» **Selection**:
________________________________________

September 17, 2004 — Published originally in National Review

Gareth Jones 1The notebooks—worn, creased, and drab, but haunting nonetheless—lay carefully set out on a table in the lobby of a New York hotel. Their pages were filled with notes, comments, and calculations, jotted and scribbled in the cursive, spiky script once a hallmark of pre-war Britain’s educated classes.

Their author had, it seems, wandered through a dying village deep within Stalin’s gargoyle empire. “Woman came out and started crying. ‘They’re killing us. In my village there used to be 300 cows and now we only have 30. The horses have died. How can I feed us all?’” It was the Ukraine, March 1933, a land in the throes of a man-made famine, the latest murderous chapter in Soviet social engineering. Five, six, seven million had died, maybe more. As Khrushchev later explained, “No one was counting.”

But how had these notebooks found their way to a Hilton in Manhattan? Some years ago, in a town in Wales, an old, old lady, older than the century in which she lived, was burgled. As a result, she moved out of her home. When her niece, Siriol, came to clear up whatever was left, she found a brown leather suitcase monogrammed “G.V.R.J.” and, lying under a thick layer of dust, a black tin box. Inside them were papers, letters, and, yes, those notebooks (“nothing had been thrown away”), the last records of Gareth Jones—”G.V.R.J.”—Siriol’s “jolly,” brilliant Uncle Gareth, a polyglot traveler and journalist. In 1935 he had been killed by bandits in Manchuria, or so it was said. All that was left was grief, his writings, and the memory of a talented man cut down far, far too soon.

________________________________________

» **Written instruction**:
Answer these questions from the article about Gareth Jones's notebooks, one answer to a line:
(a) On what piece of furniture, and where, were the notebooks set out?
(b) Where and in what month and year does the article place the famine scene?
(c) What monogram was on the brown leather suitcase?
The lines that come next are separate material and are not part of the article.

» **Stored data**:
________________________________________

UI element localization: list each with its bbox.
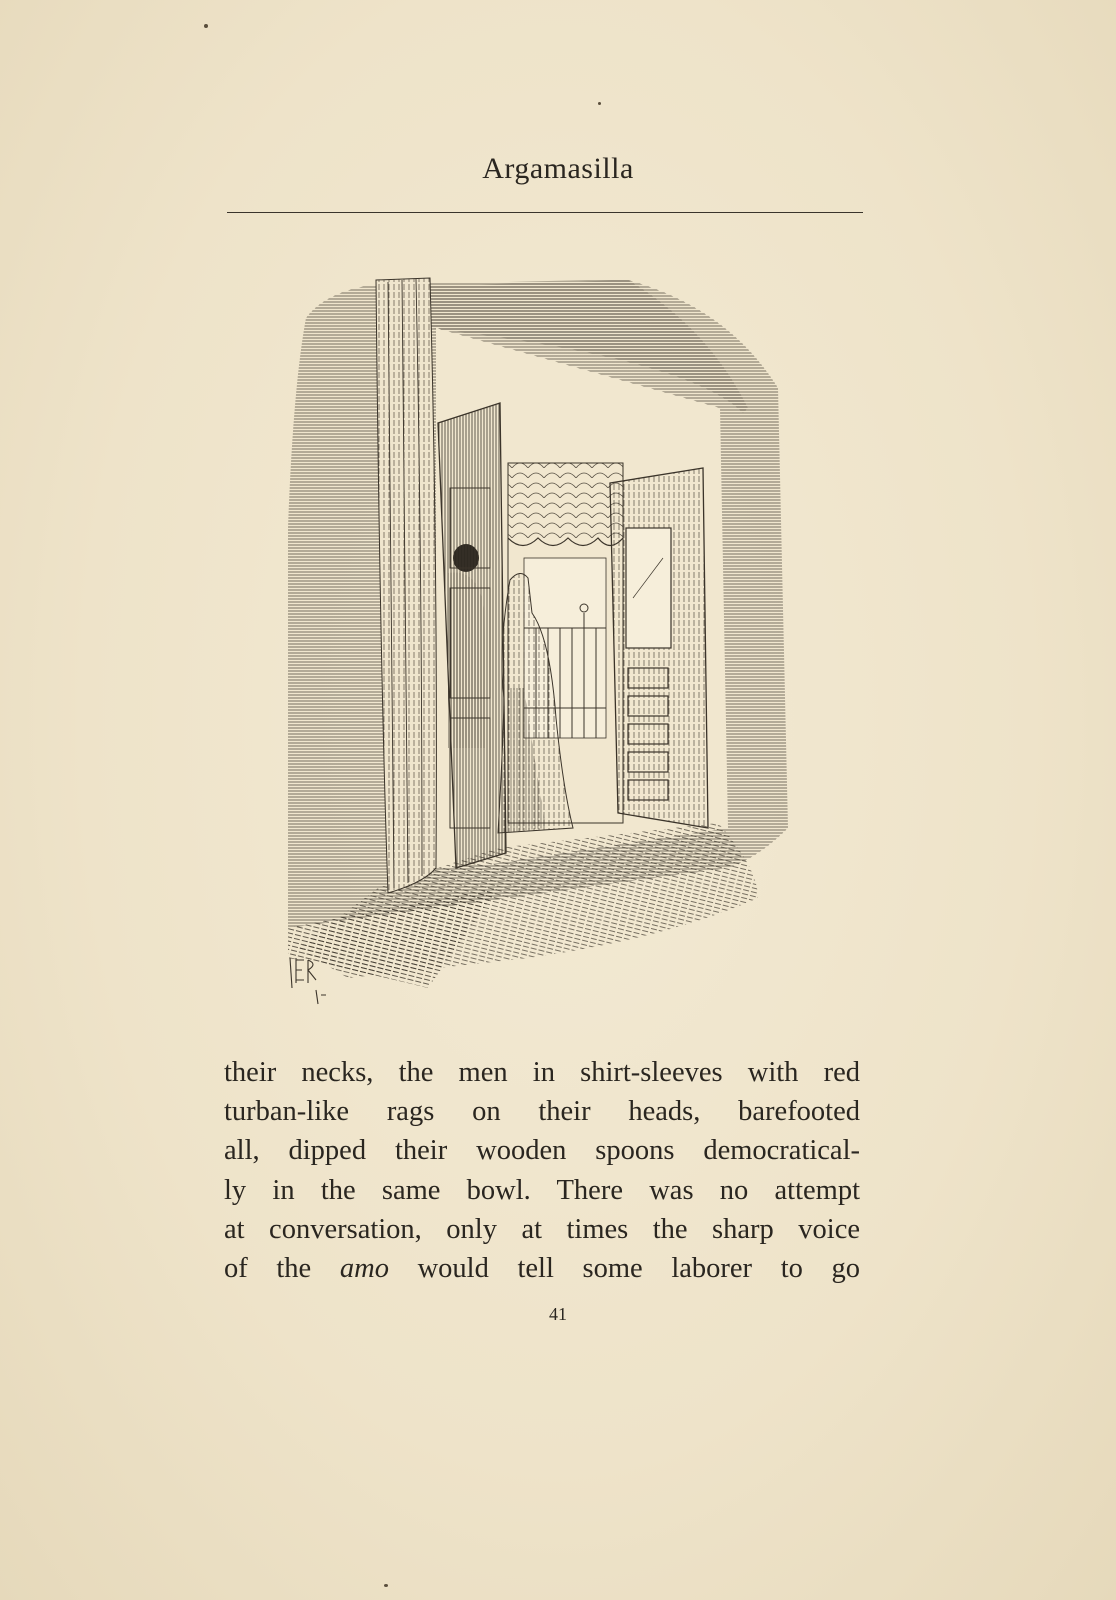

________________________________________

» **Solution to this task**:
(a) On a table in the lobby of a New York hotel, a Hilton in Manhattan.
(b) In the Ukraine, in March 1933.
(c) "G.V.R.J."